▸ Instruction: Check every line for the word "https" and state how many lines have it. Reply with the number alone.
--- Start of Dataset content ---
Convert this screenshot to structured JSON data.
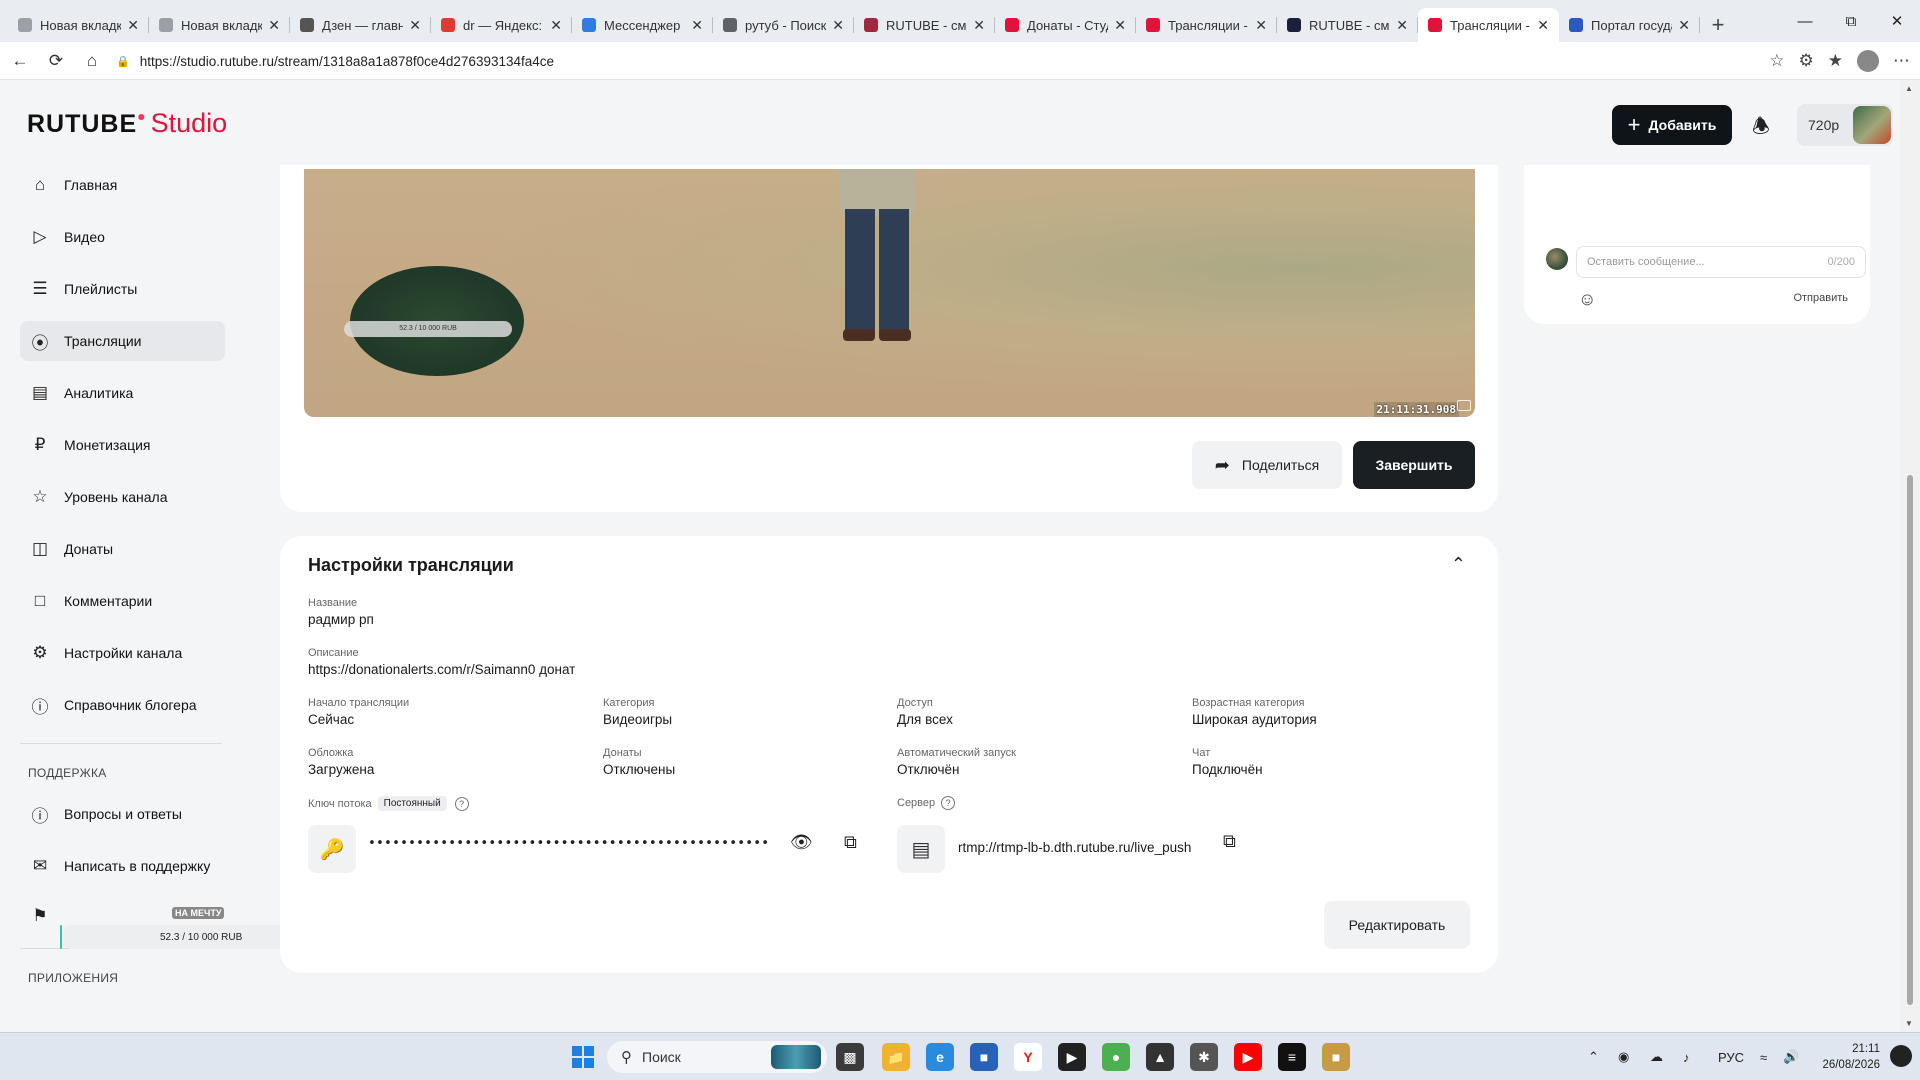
{
  "browser": {
    "tabs": [
      {
        "title": "Новая вкладка",
        "icon": "blank-page-icon",
        "color": "#9aa0a6",
        "active": false
      },
      {
        "title": "Новая вкладка",
        "icon": "blank-page-icon",
        "color": "#9aa0a6",
        "active": false
      },
      {
        "title": "Дзен — главна",
        "icon": "dzen-icon",
        "color": "#555555",
        "active": false
      },
      {
        "title": "dr — Яндекс: н",
        "icon": "yandex-icon",
        "color": "#e03b30",
        "active": false
      },
      {
        "title": "Мессенджер",
        "icon": "messenger-icon",
        "color": "#2f7de1",
        "active": false
      },
      {
        "title": "рутуб - Поиск",
        "icon": "search-icon",
        "color": "#5f6368",
        "active": false
      },
      {
        "title": "RUTUBE - смот",
        "icon": "rutube-icon",
        "color": "#a0283e",
        "active": false
      },
      {
        "title": "Донаты - Студ",
        "icon": "rutube-studio-icon",
        "color": "#e0133a",
        "active": false
      },
      {
        "title": "Трансляции - С",
        "icon": "rutube-studio-icon",
        "color": "#e0133a",
        "active": false
      },
      {
        "title": "RUTUBE - смот",
        "icon": "rutube-icon",
        "color": "#1c1f3a",
        "active": false
      },
      {
        "title": "Трансляции - С",
        "icon": "rutube-studio-icon",
        "color": "#e0133a",
        "active": true
      },
      {
        "title": "Портал госуда",
        "icon": "gosuslugi-icon",
        "color": "#2b59c3",
        "active": false
      }
    ],
    "url": "https://studio.rutube.ru/stream/1318a8a1a878f0ce4d276393134fa4ce"
  },
  "header": {
    "logo_main": "RUTUBE",
    "logo_studio": "Studio",
    "add_button": "Добавить",
    "quality": "720p"
  },
  "sidebar": {
    "items": [
      {
        "label": "Главная",
        "icon": "home-icon"
      },
      {
        "label": "Видео",
        "icon": "video-icon"
      },
      {
        "label": "Плейлисты",
        "icon": "playlist-icon"
      },
      {
        "label": "Трансляции",
        "icon": "broadcast-icon"
      },
      {
        "label": "Аналитика",
        "icon": "analytics-icon"
      },
      {
        "label": "Монетизация",
        "icon": "ruble-icon"
      },
      {
        "label": "Уровень канала",
        "icon": "star-icon"
      },
      {
        "label": "Донаты",
        "icon": "donate-icon"
      },
      {
        "label": "Комментарии",
        "icon": "comment-icon"
      },
      {
        "label": "Настройки канала",
        "icon": "gear-icon"
      },
      {
        "label": "Справочник блогера",
        "icon": "info-icon"
      }
    ],
    "support_head": "ПОДДЕРЖКА",
    "support_items": [
      {
        "label": "Вопросы и ответы",
        "icon": "question-icon"
      },
      {
        "label": "Написать в поддержку",
        "icon": "mail-icon"
      }
    ],
    "apps_head": "ПРИЛОЖЕНИЯ"
  },
  "video": {
    "timestamp": "21:11:31.908",
    "minimap_label": "52.3 / 10 000 RUB",
    "share_button": "Поделиться",
    "end_button": "Завершить"
  },
  "chat": {
    "placeholder": "Оставить сообщение...",
    "counter": "0/200",
    "send": "Отправить"
  },
  "settings": {
    "title": "Настройки трансляции",
    "name_label": "Название",
    "name_value": "радмир рп",
    "desc_label": "Описание",
    "desc_value": "https://donationalerts.com/r/Saimann0 донат",
    "row1": [
      {
        "label": "Начало трансляции",
        "value": "Сейчас"
      },
      {
        "label": "Категория",
        "value": "Видеоигры"
      },
      {
        "label": "Доступ",
        "value": "Для всех"
      },
      {
        "label": "Возрастная категория",
        "value": "Широкая аудитория"
      }
    ],
    "row2": [
      {
        "label": "Обложка",
        "value": "Загружена"
      },
      {
        "label": "Донаты",
        "value": "Отключены"
      },
      {
        "label": "Автоматический запуск",
        "value": "Отключён"
      },
      {
        "label": "Чат",
        "value": "Подключён"
      }
    ],
    "key_label": "Ключ потока",
    "key_badge": "Постоянный",
    "key_masked": "••••••••••••••••••••••••••••••••••••••••••••••••••••••••••••••••",
    "server_label": "Сервер",
    "server_url": "rtmp://rtmp-lb-b.dth.rutube.ru/live_push",
    "edit_button": "Редактировать"
  },
  "overlay": {
    "title": "НА МЕЧТУ",
    "progress_text": "52.3 / 10 000 RUB",
    "progress": 0.00523
  },
  "taskbar": {
    "search": "Поиск",
    "lang": "РУС",
    "time": "21:11",
    "date": "26/08/2026"
  }
}
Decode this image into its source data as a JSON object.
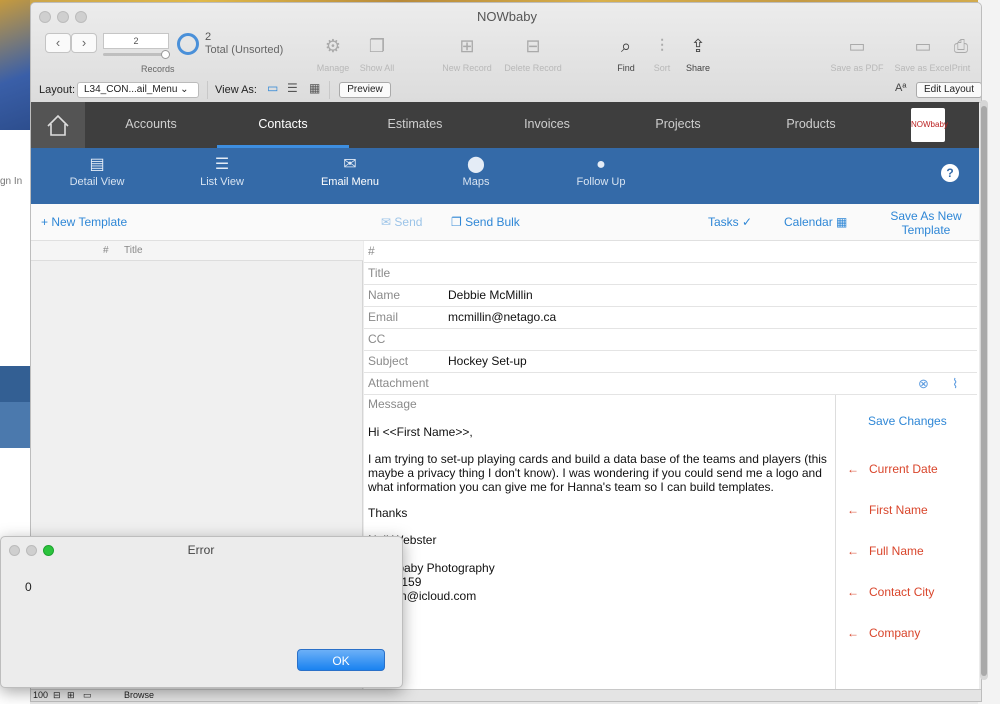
{
  "window": {
    "title": "NOWbaby"
  },
  "toolbar": {
    "record_number": "2",
    "records_label": "Records",
    "total_count": "2",
    "total_label": "Total (Unsorted)",
    "manage": "Manage",
    "show_all": "Show All",
    "new_record": "New Record",
    "delete_record": "Delete Record",
    "find": "Find",
    "sort": "Sort",
    "share": "Share",
    "save_pdf": "Save as PDF",
    "save_excel": "Save as Excel",
    "print": "Print"
  },
  "layoutbar": {
    "layout_label": "Layout:",
    "layout_value": "L34_CON...ail_Menu",
    "view_as_label": "View As:",
    "preview": "Preview",
    "edit_layout": "Edit Layout"
  },
  "nav": {
    "tabs": [
      "Accounts",
      "Contacts",
      "Estimates",
      "Invoices",
      "Projects",
      "Products"
    ],
    "active": "Contacts",
    "logo_text": "NOWbaby"
  },
  "subnav": {
    "items": [
      "Detail View",
      "List View",
      "Email Menu",
      "Maps",
      "Follow Up"
    ],
    "active": "Email Menu",
    "help": "?"
  },
  "actions": {
    "new_template": "New Template",
    "send": "Send",
    "send_bulk": "Send Bulk",
    "tasks": "Tasks",
    "calendar": "Calendar",
    "save_as_new_1": "Save As New",
    "save_as_new_2": "Template"
  },
  "list": {
    "col_num": "#",
    "col_title": "Title"
  },
  "form": {
    "num_label": "#",
    "title_label": "Title",
    "name_label": "Name",
    "name_value": "Debbie  McMillin",
    "email_label": "Email",
    "email_value": "mcmillin@netago.ca",
    "cc_label": "CC",
    "subject_label": "Subject",
    "subject_value": "Hockey Set-up",
    "attachment_label": "Attachment",
    "message_label": "Message",
    "message_lines": [
      "Hi <<First Name>>,",
      "I am trying to set-up playing cards and build a data base  of the teams and players (this maybe a privacy thing I don't know). I was wondering if you could send me a logo and what information you can give me for Hanna's team so I can build templates.",
      "Thanks",
      "Neil Webster",
      "NOWbaby Photography",
      "...29 9159",
      "...owen@icloud.com"
    ]
  },
  "side": {
    "save_changes": "Save Changes",
    "merge_fields": [
      "Current Date",
      "First Name",
      "Full Name",
      "Contact City",
      "Company"
    ]
  },
  "status": {
    "zoom": "100",
    "mode": "Browse"
  },
  "dialog": {
    "title": "Error",
    "message": "0",
    "ok": "OK"
  },
  "background": {
    "left_text": "gn In"
  },
  "colors": {
    "accent": "#2f87d6",
    "nav_dark": "#3e3e3e",
    "subnav_blue": "#346aa8",
    "merge_red": "#d9452b"
  }
}
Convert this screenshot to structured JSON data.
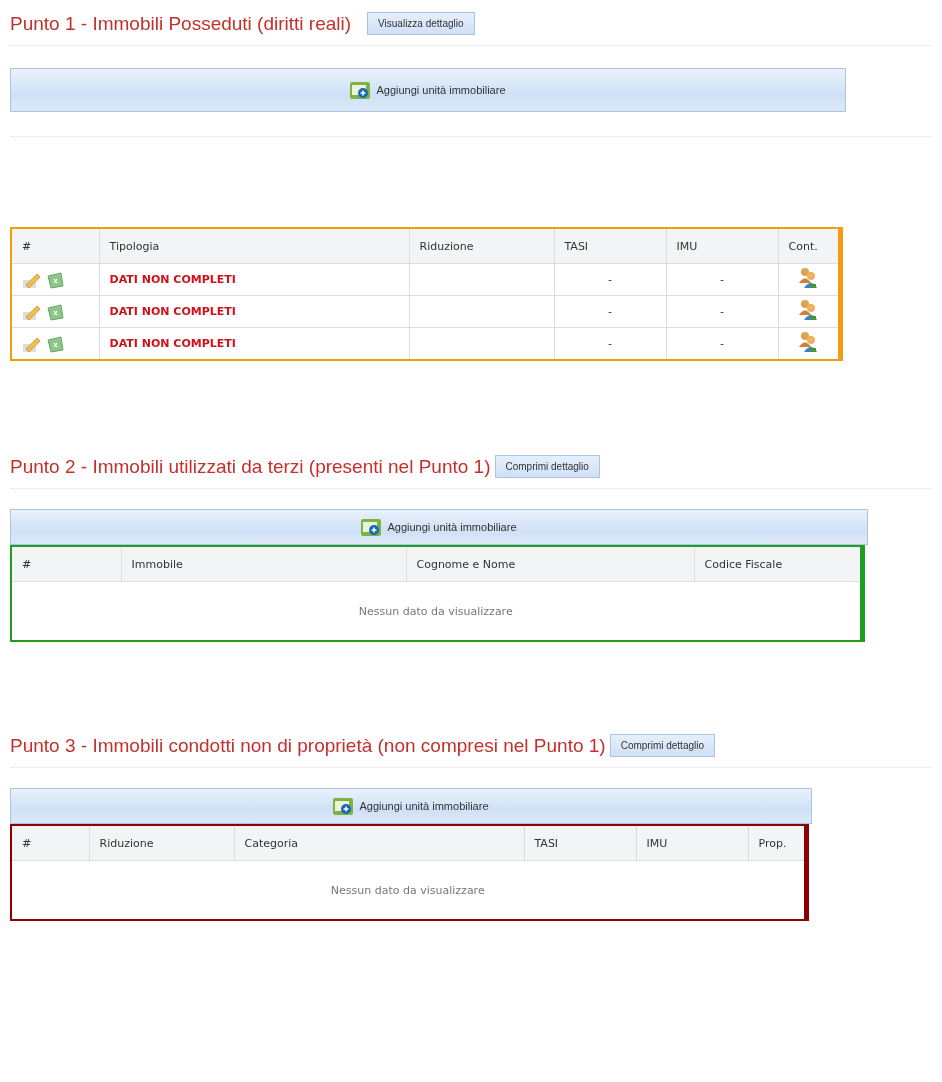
{
  "sections": [
    {
      "title": "Punto 1 - Immobili Posseduti (diritti reali)",
      "toggle": "Visualizza dettaglio",
      "kind": "detached",
      "add_label": "Aggiungi unità immobiliare",
      "color": "#f39c12",
      "columns": [
        "#",
        "Tipologia",
        "Riduzione",
        "TASI",
        "IMU",
        "Cont."
      ],
      "rows": [
        {
          "tipologia": "DATI NON COMPLETI",
          "tasi": "-",
          "imu": "-"
        },
        {
          "tipologia": "DATI NON COMPLETI",
          "tasi": "-",
          "imu": "-"
        },
        {
          "tipologia": "DATI NON COMPLETI",
          "tasi": "-",
          "imu": "-"
        }
      ]
    },
    {
      "title": "Punto 2 - Immobili utilizzati da terzi (presenti nel Punto 1)",
      "toggle": "Comprimi dettaglio",
      "kind": "attached",
      "add_label": "Aggiungi unità immobiliare",
      "color": "#1e9e1e",
      "columns": [
        "#",
        "Immobile",
        "Cognome e Nome",
        "Codice Fiscale"
      ],
      "empty": "Nessun dato da visualizzare"
    },
    {
      "title": "Punto 3 - Immobili condotti non di proprietà (non compresi nel Punto 1)",
      "toggle": "Comprimi dettaglio",
      "kind": "attached",
      "add_label": "Aggiungi unità immobiliare",
      "color": "#8b0000",
      "columns": [
        "#",
        "Riduzione",
        "Categoria",
        "TASI",
        "IMU",
        "Prop."
      ],
      "empty": "Nessun dato da visualizzare"
    }
  ]
}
--- End of Dataset content ---
▸ Correct result: 2